STATED EXERCISE: Each line containing the word "text" must be reported.

Dataset items:
[start]

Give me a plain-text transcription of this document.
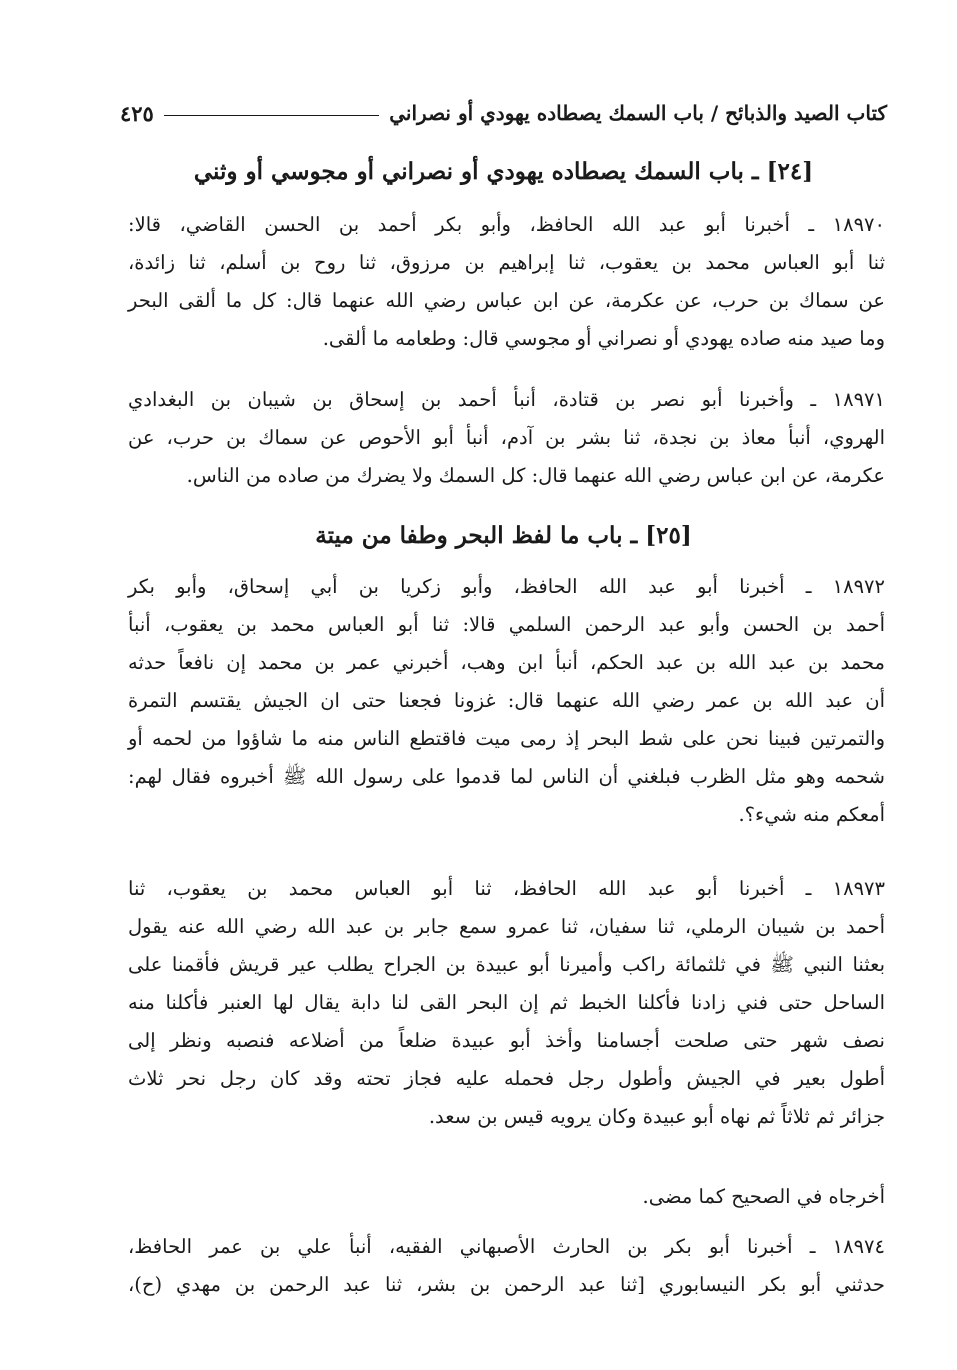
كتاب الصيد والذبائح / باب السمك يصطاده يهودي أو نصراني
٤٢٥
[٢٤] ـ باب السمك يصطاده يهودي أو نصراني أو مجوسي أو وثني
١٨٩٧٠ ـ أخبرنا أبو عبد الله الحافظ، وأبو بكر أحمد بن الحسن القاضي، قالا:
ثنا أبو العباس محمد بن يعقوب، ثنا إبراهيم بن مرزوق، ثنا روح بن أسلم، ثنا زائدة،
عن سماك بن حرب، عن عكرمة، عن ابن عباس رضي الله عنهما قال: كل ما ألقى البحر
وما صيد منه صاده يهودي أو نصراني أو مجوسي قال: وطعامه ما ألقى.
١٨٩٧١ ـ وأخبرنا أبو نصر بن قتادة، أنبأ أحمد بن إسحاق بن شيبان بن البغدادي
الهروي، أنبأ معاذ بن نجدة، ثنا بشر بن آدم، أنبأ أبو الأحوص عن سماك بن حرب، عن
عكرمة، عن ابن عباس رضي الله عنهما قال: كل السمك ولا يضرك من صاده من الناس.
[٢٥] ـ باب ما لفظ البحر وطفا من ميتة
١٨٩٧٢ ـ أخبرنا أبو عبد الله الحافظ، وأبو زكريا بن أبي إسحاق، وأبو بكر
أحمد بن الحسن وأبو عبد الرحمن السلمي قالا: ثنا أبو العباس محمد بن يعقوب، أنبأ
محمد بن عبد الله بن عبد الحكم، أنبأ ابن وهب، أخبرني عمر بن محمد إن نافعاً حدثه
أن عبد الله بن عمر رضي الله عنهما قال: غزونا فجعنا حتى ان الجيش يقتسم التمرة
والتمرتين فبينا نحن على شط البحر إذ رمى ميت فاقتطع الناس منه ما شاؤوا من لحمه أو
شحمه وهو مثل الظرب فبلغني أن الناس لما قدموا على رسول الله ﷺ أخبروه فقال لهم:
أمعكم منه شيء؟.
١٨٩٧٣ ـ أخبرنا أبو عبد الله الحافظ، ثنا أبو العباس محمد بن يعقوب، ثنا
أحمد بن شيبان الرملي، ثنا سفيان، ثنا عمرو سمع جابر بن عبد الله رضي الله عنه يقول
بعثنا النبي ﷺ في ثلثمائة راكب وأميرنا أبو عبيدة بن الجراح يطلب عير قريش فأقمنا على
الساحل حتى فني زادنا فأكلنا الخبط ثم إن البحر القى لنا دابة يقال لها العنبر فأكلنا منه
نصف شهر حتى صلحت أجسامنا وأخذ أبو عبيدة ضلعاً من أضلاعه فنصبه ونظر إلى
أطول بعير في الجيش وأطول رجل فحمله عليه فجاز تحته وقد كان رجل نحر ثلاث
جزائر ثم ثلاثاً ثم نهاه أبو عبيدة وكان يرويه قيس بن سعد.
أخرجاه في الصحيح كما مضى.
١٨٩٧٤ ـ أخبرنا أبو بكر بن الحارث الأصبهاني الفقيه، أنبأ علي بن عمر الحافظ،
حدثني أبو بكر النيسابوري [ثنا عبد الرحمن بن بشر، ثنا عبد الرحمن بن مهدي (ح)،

[end]
[start]

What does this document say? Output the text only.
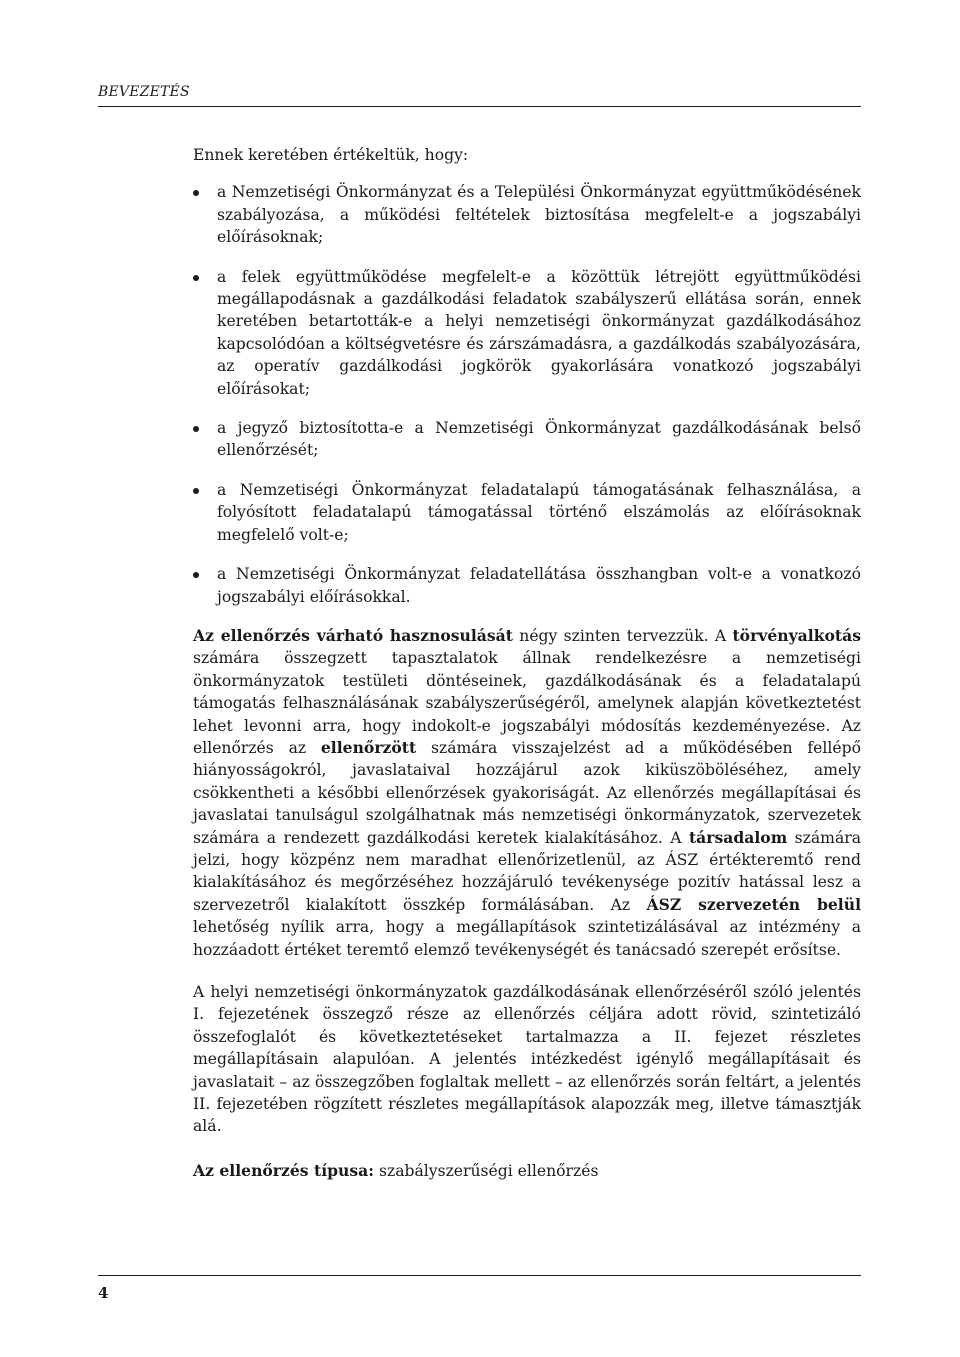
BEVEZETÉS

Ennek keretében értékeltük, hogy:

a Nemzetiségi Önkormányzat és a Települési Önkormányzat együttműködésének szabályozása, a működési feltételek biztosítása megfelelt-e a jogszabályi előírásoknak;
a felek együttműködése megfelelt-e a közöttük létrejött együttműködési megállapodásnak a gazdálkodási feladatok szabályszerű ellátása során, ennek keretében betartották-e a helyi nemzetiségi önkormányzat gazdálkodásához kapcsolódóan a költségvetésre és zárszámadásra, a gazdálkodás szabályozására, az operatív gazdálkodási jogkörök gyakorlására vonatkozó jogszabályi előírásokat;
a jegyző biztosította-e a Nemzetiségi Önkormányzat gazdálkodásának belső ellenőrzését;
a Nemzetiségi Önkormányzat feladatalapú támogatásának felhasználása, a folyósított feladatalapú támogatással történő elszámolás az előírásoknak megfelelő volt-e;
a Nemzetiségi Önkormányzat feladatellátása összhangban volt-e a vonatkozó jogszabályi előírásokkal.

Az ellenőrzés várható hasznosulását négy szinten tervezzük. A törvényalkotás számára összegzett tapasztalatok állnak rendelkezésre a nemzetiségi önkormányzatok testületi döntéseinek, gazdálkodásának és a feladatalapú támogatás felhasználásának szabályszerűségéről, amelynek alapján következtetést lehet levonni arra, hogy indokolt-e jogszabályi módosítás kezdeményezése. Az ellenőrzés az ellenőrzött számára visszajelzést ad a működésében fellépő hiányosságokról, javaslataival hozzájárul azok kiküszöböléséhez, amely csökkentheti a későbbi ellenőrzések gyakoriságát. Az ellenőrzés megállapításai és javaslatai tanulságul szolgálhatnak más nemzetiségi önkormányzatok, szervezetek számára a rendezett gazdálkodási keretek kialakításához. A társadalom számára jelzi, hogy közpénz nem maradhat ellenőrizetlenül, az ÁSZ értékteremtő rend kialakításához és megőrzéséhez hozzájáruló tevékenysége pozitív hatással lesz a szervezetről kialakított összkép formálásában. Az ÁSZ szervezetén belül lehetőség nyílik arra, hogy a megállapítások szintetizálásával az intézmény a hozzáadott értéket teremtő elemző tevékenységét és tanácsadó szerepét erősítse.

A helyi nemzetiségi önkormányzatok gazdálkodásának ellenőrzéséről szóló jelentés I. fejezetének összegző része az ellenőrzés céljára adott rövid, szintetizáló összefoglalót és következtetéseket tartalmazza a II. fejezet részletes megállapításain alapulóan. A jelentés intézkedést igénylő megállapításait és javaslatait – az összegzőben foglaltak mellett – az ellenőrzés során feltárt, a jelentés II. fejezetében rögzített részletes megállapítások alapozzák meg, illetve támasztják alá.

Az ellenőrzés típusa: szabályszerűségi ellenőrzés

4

[end]

SOLUTION:
Give me a plain-text transcription of this document.
What does this document say? Output the text only.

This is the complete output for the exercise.